→ **EXERCISE GOAL**: Filter the listing below, copying every line in which the word "object" appears.
***** MATERIAL PROVIDED
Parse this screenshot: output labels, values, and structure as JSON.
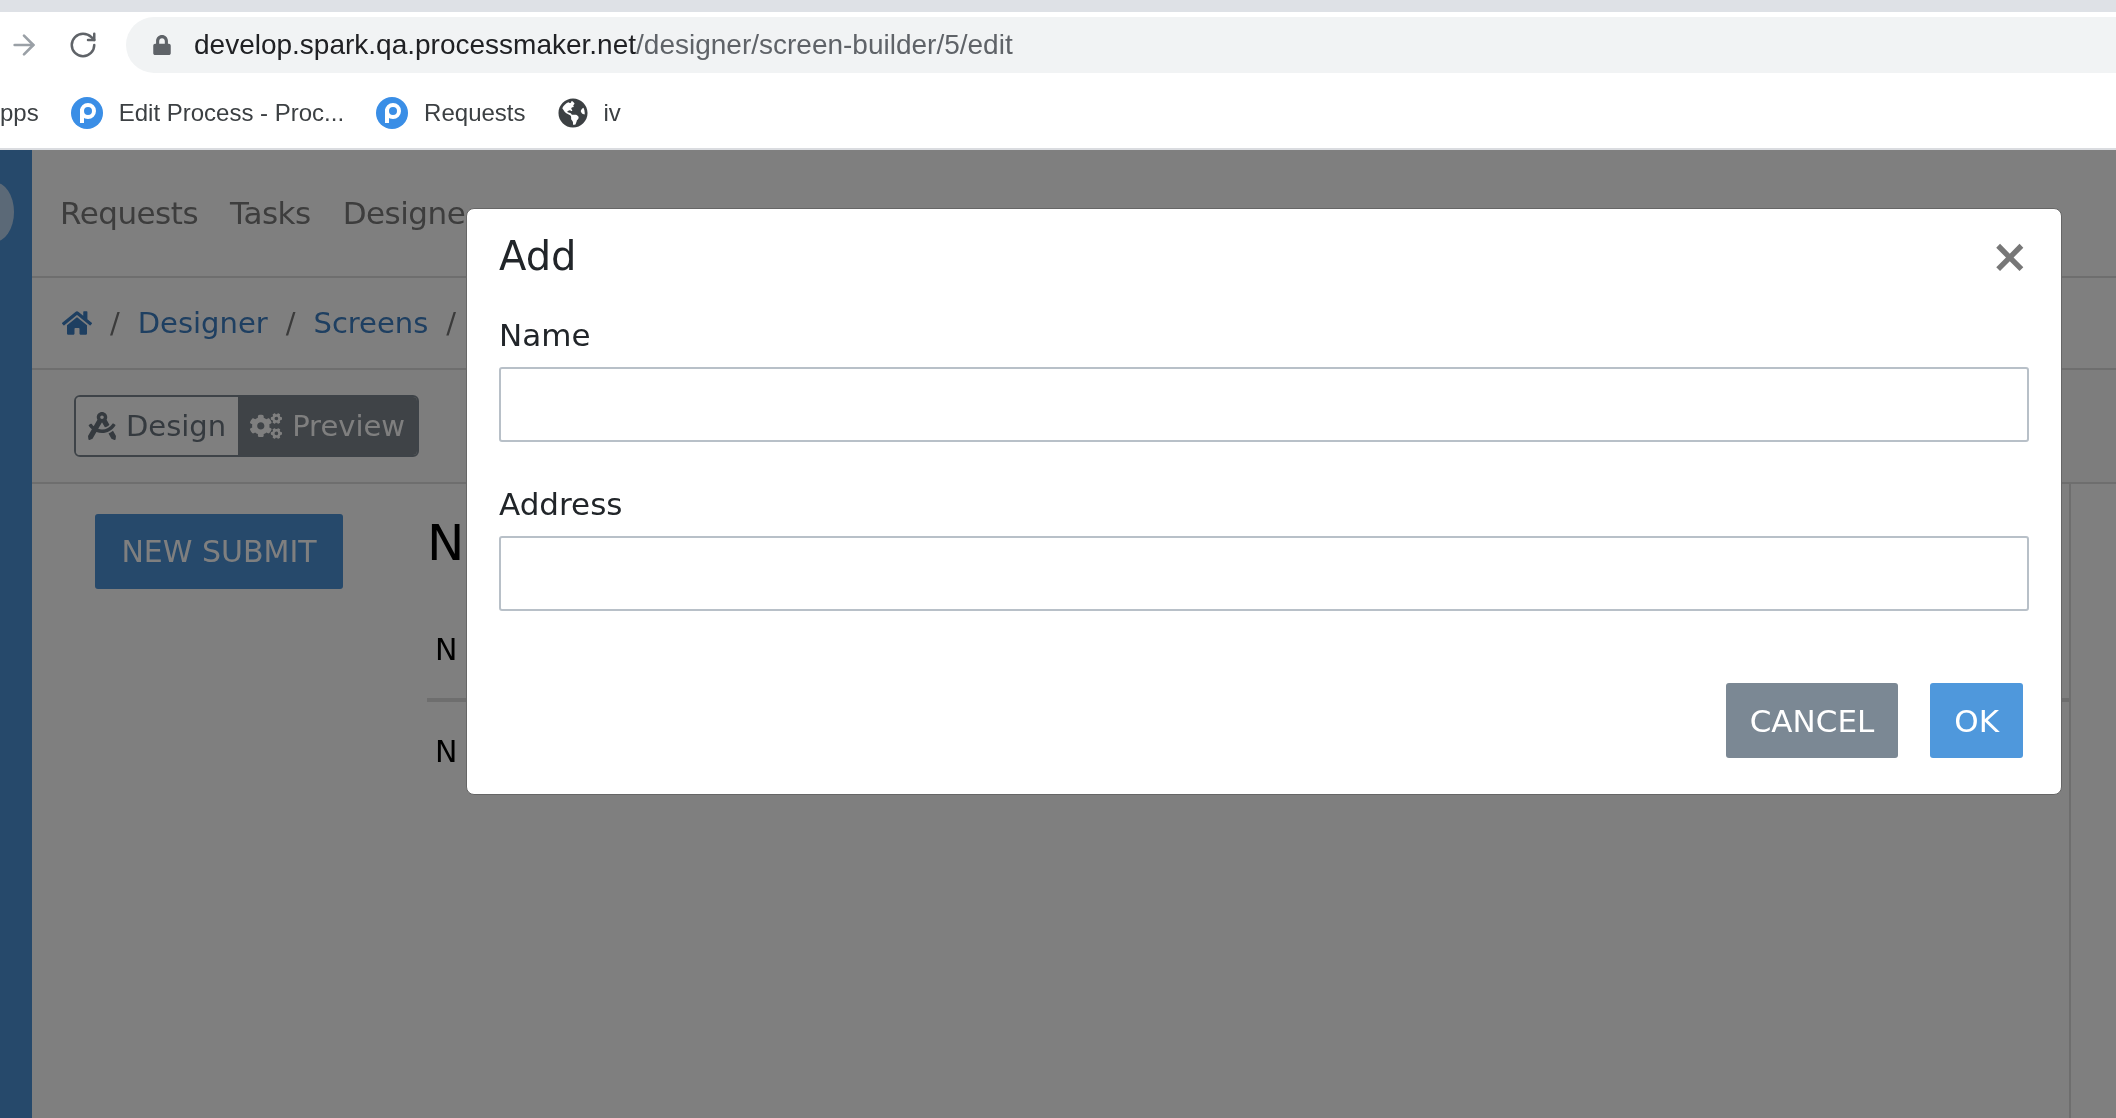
{
  "browser": {
    "url_host": "develop.spark.qa.processmaker.net",
    "url_path": "/designer/screen-builder/5/edit",
    "bookmarks": [
      {
        "label": "pps",
        "kind": "apps"
      },
      {
        "label": "Edit Process - Proc...",
        "kind": "logo"
      },
      {
        "label": "Requests",
        "kind": "logo"
      },
      {
        "label": "iv",
        "kind": "globe"
      }
    ]
  },
  "nav": {
    "items": [
      "Requests",
      "Tasks",
      "Designe"
    ]
  },
  "breadcrumb": {
    "separator": "/",
    "links": [
      "Designer",
      "Screens"
    ]
  },
  "mode_toggle": [
    {
      "label": "Design",
      "kind": "design",
      "selected": false
    },
    {
      "label": "Preview",
      "kind": "preview",
      "selected": true
    }
  ],
  "content": {
    "submit_button": "NEW SUBMIT",
    "heading": "N",
    "rows": [
      "N",
      "N"
    ]
  },
  "modal": {
    "title": "Add",
    "close": "×",
    "fields": [
      {
        "label": "Name"
      },
      {
        "label": "Address"
      }
    ],
    "cancel": "CANCEL",
    "ok": "OK"
  }
}
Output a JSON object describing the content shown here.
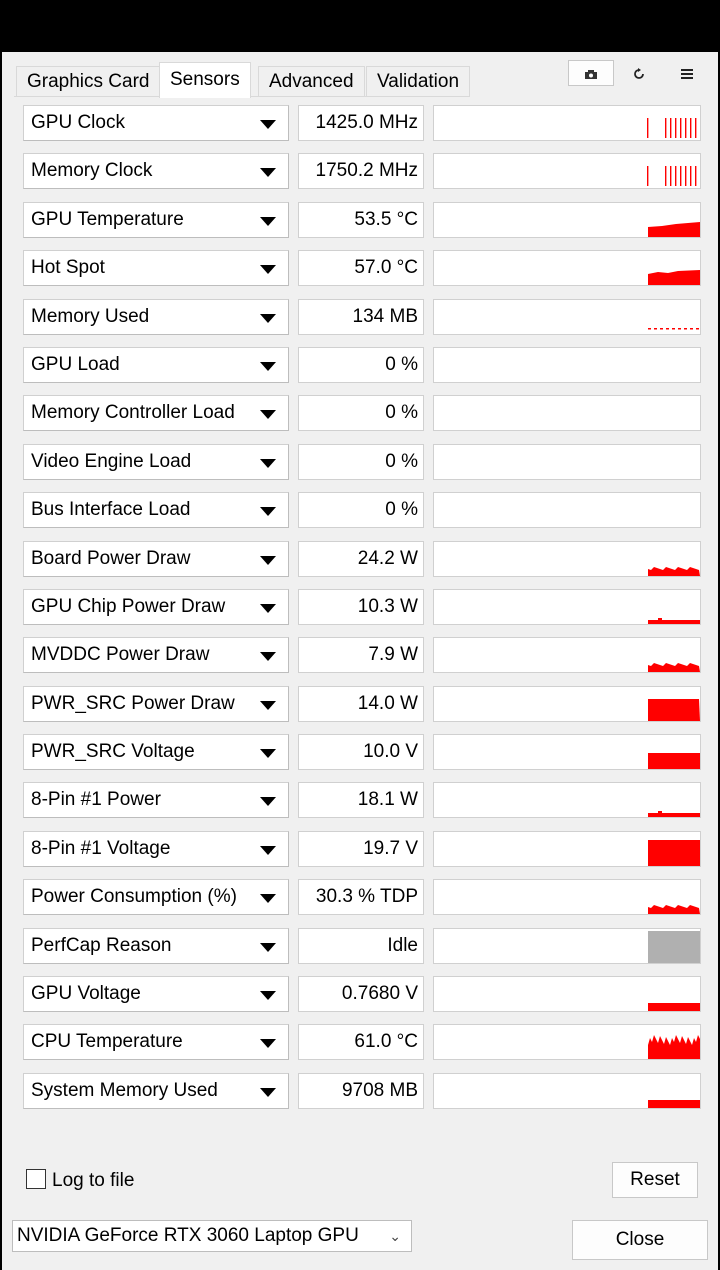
{
  "tabs": [
    {
      "label": "Graphics Card"
    },
    {
      "label": "Sensors"
    },
    {
      "label": "Advanced"
    },
    {
      "label": "Validation"
    }
  ],
  "toolbar": {
    "camera_icon": "camera-icon",
    "refresh_icon": "refresh-icon",
    "menu_icon": "menu-icon"
  },
  "graph_color": "#ff0000",
  "idle_color": "#b0b0b0",
  "sensors": [
    {
      "name": "GPU Clock",
      "value": "1425.0 MHz",
      "graph": "spikes"
    },
    {
      "name": "Memory Clock",
      "value": "1750.2 MHz",
      "graph": "spikes"
    },
    {
      "name": "GPU Temperature",
      "value": "53.5 °C",
      "graph": "ramp"
    },
    {
      "name": "Hot Spot",
      "value": "57.0 °C",
      "graph": "block"
    },
    {
      "name": "Memory Used",
      "value": "134 MB",
      "graph": "dashline"
    },
    {
      "name": "GPU Load",
      "value": "0 %",
      "graph": "none"
    },
    {
      "name": "Memory Controller Load",
      "value": "0 %",
      "graph": "none"
    },
    {
      "name": "Video Engine Load",
      "value": "0 %",
      "graph": "none"
    },
    {
      "name": "Bus Interface Load",
      "value": "0 %",
      "graph": "none"
    },
    {
      "name": "Board Power Draw",
      "value": "24.2 W",
      "graph": "low"
    },
    {
      "name": "GPU Chip Power Draw",
      "value": "10.3 W",
      "graph": "thin"
    },
    {
      "name": "MVDDC Power Draw",
      "value": "7.9 W",
      "graph": "low"
    },
    {
      "name": "PWR_SRC Power Draw",
      "value": "14.0 W",
      "graph": "high"
    },
    {
      "name": "PWR_SRC Voltage",
      "value": "10.0 V",
      "graph": "mid"
    },
    {
      "name": "8-Pin #1 Power",
      "value": "18.1 W",
      "graph": "thin"
    },
    {
      "name": "8-Pin #1 Voltage",
      "value": "19.7 V",
      "graph": "full"
    },
    {
      "name": "Power Consumption (%)",
      "value": "30.3 % TDP",
      "graph": "low"
    },
    {
      "name": "PerfCap Reason",
      "value": "Idle",
      "graph": "idle"
    },
    {
      "name": "GPU Voltage",
      "value": "0.7680 V",
      "graph": "flat"
    },
    {
      "name": "CPU Temperature",
      "value": "61.0 °C",
      "graph": "noisy"
    },
    {
      "name": "System Memory Used",
      "value": "9708 MB",
      "graph": "flat"
    }
  ],
  "log_to_file": {
    "label": "Log to file",
    "checked": false
  },
  "reset_label": "Reset",
  "gpu_select": {
    "value": "NVIDIA GeForce RTX 3060 Laptop GPU"
  },
  "close_label": "Close"
}
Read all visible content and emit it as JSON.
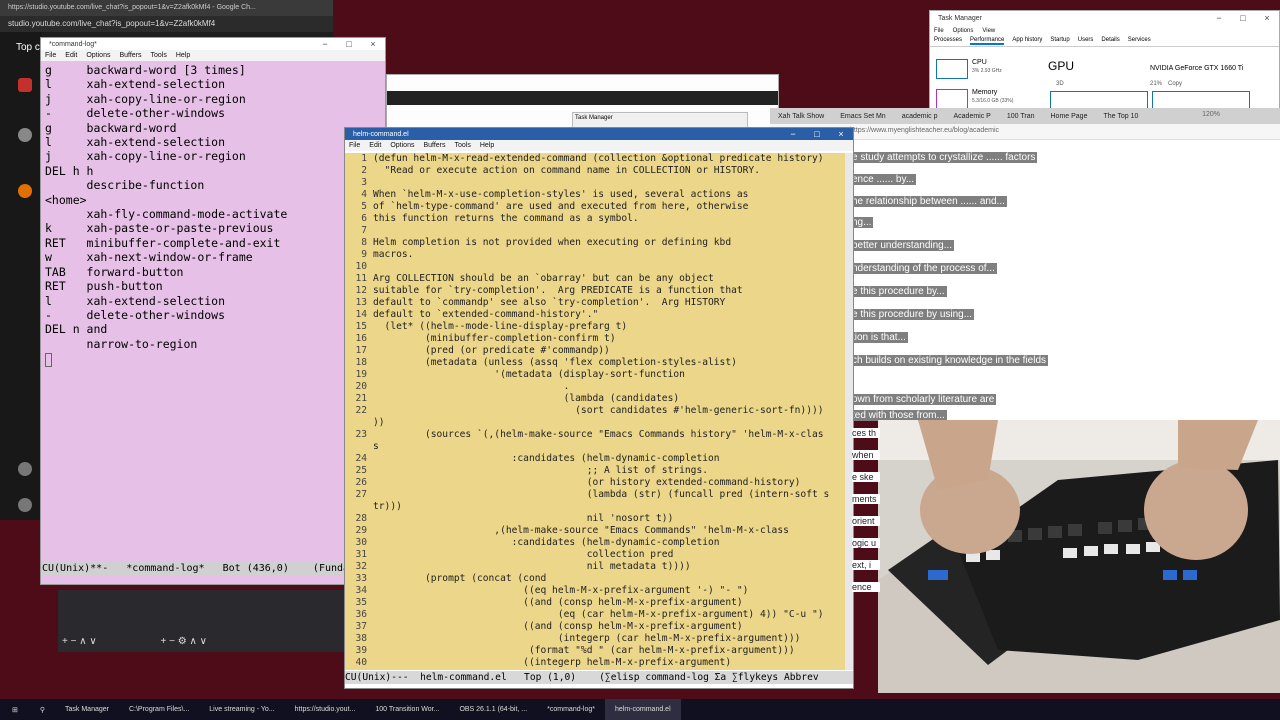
{
  "yt": {
    "title": "https://studio.youtube.com/live_chat?is_popout=1&v=Z2afk0kMf4 - Google Ch...",
    "url": "studio.youtube.com/live_chat?is_popout=1&v=Z2afk0kMf4",
    "top_label": "Top c"
  },
  "cmdlog": {
    "title": "*command-log*",
    "menu": [
      "File",
      "Edit",
      "Options",
      "Buffers",
      "Tools",
      "Help"
    ],
    "lines": [
      "g     backward-word [3 times]",
      "l     xah-extend-selection",
      "j     xah-copy-line-or-region",
      "-     delete-other-windows",
      "g     backward-word",
      "l     xah-extend-selection",
      "j     xah-copy-line-or-region",
      "DEL h h",
      "      describe-function",
      "<home>",
      "      xah-fly-command-mode-activate",
      "k     xah-paste-or-paste-previous",
      "RET   minibuffer-complete-and-exit",
      "w     xah-next-window-or-frame",
      "TAB   forward-button",
      "RET   push-button",
      "l     xah-extend-selection",
      "-     delete-other-windows",
      "DEL n and",
      "      narrow-to-region"
    ],
    "modeline": "CU(Unix)**-   *command-log*   Bot (436,0)    (Funda"
  },
  "taskmgr": {
    "title": "Task Manager",
    "menu": [
      "File",
      "Options",
      "View"
    ],
    "tabs": [
      "Processes",
      "Performance",
      "App history",
      "Startup",
      "Users",
      "Details",
      "Services"
    ],
    "cpu_label": "CPU",
    "cpu_value": "3% 2.93 GHz",
    "mem_label": "Memory",
    "mem_value": "5.3/16.0 GB (33%)",
    "gpu_label": "GPU",
    "gpu_name": "NVIDIA GeForce GTX 1660 Ti",
    "gpu_3d": "3D",
    "gpu_copy_pct": "21%",
    "gpu_copy": "Copy"
  },
  "browser": {
    "tabs": [
      "Xah Talk Show",
      "Emacs Set Mn",
      "academic p",
      "Academic P",
      "100 Tran",
      "Home Page",
      "The Top 10"
    ],
    "url": "https://www.myenglishteacher.eu/blog/academic",
    "zoom": "120%",
    "paragraphs": [
      "e study attempts to crystallize ...... factors",
      "ence ...... by...",
      "he relationship between ...... and...",
      "ng...",
      "better understanding...",
      "nderstanding of the process of...",
      "e this procedure by...",
      "e this procedure by using...",
      "tion is that...",
      "ch builds on existing knowledge in the fields",
      "own from scholarly literature are",
      "ted with those from..."
    ],
    "side_fragments": [
      "ces th",
      "when",
      "e ske",
      "ments",
      "orient",
      "ogic u",
      "ext, i",
      "ence"
    ]
  },
  "helm": {
    "title": "helm-command.el",
    "menu": [
      "File",
      "Edit",
      "Options",
      "Buffers",
      "Tools",
      "Help"
    ],
    "modeline": "CU(Unix)---  helm-command.el   Top (1,0)    (∑elisp command-log Σa ∑flykeys Abbrev",
    "lines": [
      "(defun helm-M-x-read-extended-command (collection &optional predicate history)",
      "  \"Read or execute action on command name in COLLECTION or HISTORY.",
      "",
      "When `helm-M-x-use-completion-styles' is used, several actions as",
      "of `helm-type-command' are used and executed from here, otherwise",
      "this function returns the command as a symbol.",
      "",
      "Helm completion is not provided when executing or defining kbd",
      "macros.",
      "",
      "Arg COLLECTION should be an `obarray' but can be any object",
      "suitable for `try-completion'.  Arg PREDICATE is a function that",
      "default to `commandp' see also `try-completion'.  Arg HISTORY",
      "default to `extended-command-history'.\"",
      "  (let* ((helm--mode-line-display-prefarg t)",
      "         (minibuffer-completion-confirm t)",
      "         (pred (or predicate #'commandp))",
      "         (metadata (unless (assq 'flex completion-styles-alist)",
      "                     '(metadata (display-sort-function",
      "                                 .",
      "                                 (lambda (candidates)",
      "                                   (sort candidates #'helm-generic-sort-fn))))",
      "))",
      "         (sources `(,(helm-make-source \"Emacs Commands history\" 'helm-M-x-clas",
      "s",
      "                        :candidates (helm-dynamic-completion",
      "                                     ;; A list of strings.",
      "                                     (or history extended-command-history)",
      "                                     (lambda (str) (funcall pred (intern-soft s",
      "tr)))",
      "                                     nil 'nosort t))",
      "                     ,(helm-make-source \"Emacs Commands\" 'helm-M-x-class",
      "                        :candidates (helm-dynamic-completion",
      "                                     collection pred",
      "                                     nil metadata t))))",
      "         (prompt (concat (cond",
      "                          ((eq helm-M-x-prefix-argument '-) \"- \")",
      "                          ((and (consp helm-M-x-prefix-argument)",
      "                                (eq (car helm-M-x-prefix-argument) 4)) \"C-u \")",
      "                          ((and (consp helm-M-x-prefix-argument)",
      "                                (integerp (car helm-M-x-prefix-argument)))",
      "                           (format \"%d \" (car helm-M-x-prefix-argument)))",
      "                          ((integerp helm-M-x-prefix-argument)"
    ],
    "line_numbers": [
      "1",
      "2",
      "3",
      "4",
      "5",
      "6",
      "7",
      "8",
      "9",
      "10",
      "11",
      "12",
      "13",
      "14",
      "15",
      "16",
      "17",
      "18",
      "19",
      "20",
      "21",
      "22",
      "",
      "23",
      "",
      "24",
      "25",
      "26",
      "27",
      "",
      "28",
      "29",
      "30",
      "31",
      "32",
      "33",
      "34",
      "35",
      "36",
      "37",
      "38",
      "39",
      "40"
    ]
  },
  "small_window": {
    "title": "Task Manager"
  },
  "taskbar": {
    "items": [
      "Task Manager",
      "C:\\Program Files\\...",
      "Live streaming - Yo...",
      "https://studio.yout...",
      "100 Transition Wor...",
      "OBS 26.1.1 (64-bit, ...",
      "*command-log*",
      "helm-command.el"
    ]
  }
}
**********
→ **ANSWER TO THIS PROBLEM**:
Output a JSON object describing the content shown here.
      "Arg COLLECTION should be an `obarray' but can be any object",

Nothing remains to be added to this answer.